* start RECORDS *
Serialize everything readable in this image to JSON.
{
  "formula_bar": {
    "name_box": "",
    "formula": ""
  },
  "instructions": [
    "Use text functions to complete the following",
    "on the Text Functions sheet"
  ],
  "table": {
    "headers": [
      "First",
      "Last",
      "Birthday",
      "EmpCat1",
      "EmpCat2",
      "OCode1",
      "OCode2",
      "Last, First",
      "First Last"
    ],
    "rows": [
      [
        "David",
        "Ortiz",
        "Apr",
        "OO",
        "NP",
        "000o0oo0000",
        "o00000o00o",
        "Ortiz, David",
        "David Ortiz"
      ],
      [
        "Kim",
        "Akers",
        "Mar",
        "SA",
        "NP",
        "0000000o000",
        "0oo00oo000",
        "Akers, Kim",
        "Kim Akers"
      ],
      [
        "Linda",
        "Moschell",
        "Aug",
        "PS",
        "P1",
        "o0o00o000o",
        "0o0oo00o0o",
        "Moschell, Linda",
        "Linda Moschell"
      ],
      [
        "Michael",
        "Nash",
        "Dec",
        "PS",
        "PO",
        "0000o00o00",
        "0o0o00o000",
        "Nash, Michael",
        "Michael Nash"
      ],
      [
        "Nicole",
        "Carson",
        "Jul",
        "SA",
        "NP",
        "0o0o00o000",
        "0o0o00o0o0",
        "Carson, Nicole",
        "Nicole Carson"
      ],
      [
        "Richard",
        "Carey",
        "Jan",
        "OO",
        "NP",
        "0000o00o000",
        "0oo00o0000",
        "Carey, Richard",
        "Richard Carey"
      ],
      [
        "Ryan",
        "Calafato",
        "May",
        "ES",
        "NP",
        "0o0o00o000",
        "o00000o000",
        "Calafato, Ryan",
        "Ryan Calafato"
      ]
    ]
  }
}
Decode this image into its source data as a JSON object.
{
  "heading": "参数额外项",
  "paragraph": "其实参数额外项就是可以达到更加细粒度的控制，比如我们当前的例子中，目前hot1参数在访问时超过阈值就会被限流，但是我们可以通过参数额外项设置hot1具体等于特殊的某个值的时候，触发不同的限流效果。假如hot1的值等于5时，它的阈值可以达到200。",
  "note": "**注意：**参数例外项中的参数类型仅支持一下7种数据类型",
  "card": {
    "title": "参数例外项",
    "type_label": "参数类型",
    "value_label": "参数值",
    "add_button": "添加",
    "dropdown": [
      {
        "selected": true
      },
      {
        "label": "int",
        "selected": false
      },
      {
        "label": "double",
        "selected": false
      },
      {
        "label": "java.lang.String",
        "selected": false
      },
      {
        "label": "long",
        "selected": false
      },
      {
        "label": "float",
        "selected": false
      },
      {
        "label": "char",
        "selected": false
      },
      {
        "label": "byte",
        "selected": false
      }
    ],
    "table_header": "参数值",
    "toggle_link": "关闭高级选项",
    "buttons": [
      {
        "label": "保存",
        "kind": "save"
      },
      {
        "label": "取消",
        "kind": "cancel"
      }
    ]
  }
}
* end RECORDS *
• SHORT EXERCISE: Could you reproduce every record above exactly as it appears?

• RESULT OF THIS TASK:
Serialize everything readable in this image to JSON.
{
  "formula_bar": {
    "name_box": "",
    "formula": ""
  },
  "instructions": [
    "Use text functions to complete the following",
    "on the Text Functions sheet"
  ],
  "table": {
    "headers": [
      "First",
      "Last",
      "Birthday",
      "EmpCat1",
      "EmpCat2",
      "OCode1",
      "OCode2",
      "Last, First",
      "First Last"
    ],
    "rows": [
      [
        "David",
        "Ortiz",
        "Apr",
        "OO",
        "NP",
        "000o0oo0000",
        "o00000o00o",
        "Ortiz, David",
        "David Ortiz"
      ],
      [
        "Kim",
        "Akers",
        "Mar",
        "SA",
        "NP",
        "0000000o000",
        "0oo00oo000",
        "Akers, Kim",
        "Kim Akers"
      ],
      [
        "Linda",
        "Moschell",
        "Aug",
        "PS",
        "P1",
        "o0o00o000o",
        "0o0oo00o0o",
        "Moschell, Linda",
        "Linda Moschell"
      ],
      [
        "Michael",
        "Nash",
        "Dec",
        "PS",
        "PO",
        "0000o00o00",
        "0o0o00o000",
        "Nash, Michael",
        "Michael Nash"
      ],
      [
        "Nicole",
        "Carson",
        "Jul",
        "SA",
        "NP",
        "0o0o00o000",
        "0o0o00o0o0",
        "Carson, Nicole",
        "Nicole Carson"
      ],
      [
        "Richard",
        "Carey",
        "Jan",
        "OO",
        "NP",
        "0000o00o000",
        "0oo00o0000",
        "Carey, Richard",
        "Richard Carey"
      ],
      [
        "Ryan",
        "Calafato",
        "May",
        "ES",
        "NP",
        "0o0o00o000",
        "o00000o000",
        "Calafato, Ryan",
        "Ryan Calafato"
      ]
    ]
  }
}
Decode this image into its source data as a JSON object.
{
  "heading": "参数额外项",
  "paragraph": "其实参数额外项就是可以达到更加细粒度的控制，比如我们当前的例子中，目前hot1参数在访问时超过阈值就会被限流，但是我们可以通过参数额外项设置hot1具体等于特殊的某个值的时候，触发不同的限流效果。假如hot1的值等于5时，它的阈值可以达到200。",
  "note": "**注意：**参数例外项中的参数类型仅支持一下7种数据类型",
  "card": {
    "title": "参数例外项",
    "type_label": "参数类型",
    "value_label": "参数值",
    "add_button": "添加",
    "dropdown": [
      {
        "selected": true
      },
      {
        "label": "int",
        "selected": false
      },
      {
        "label": "double",
        "selected": false
      },
      {
        "label": "java.lang.String",
        "selected": false
      },
      {
        "label": "long",
        "selected": false
      },
      {
        "label": "float",
        "selected": false
      },
      {
        "label": "char",
        "selected": false
      },
      {
        "label": "byte",
        "selected": false
      }
    ],
    "table_header": "参数值",
    "toggle_link": "关闭高级选项",
    "buttons": [
      {
        "label": "保存",
        "kind": "save"
      },
      {
        "label": "取消",
        "kind": "cancel"
      }
    ]
  }
}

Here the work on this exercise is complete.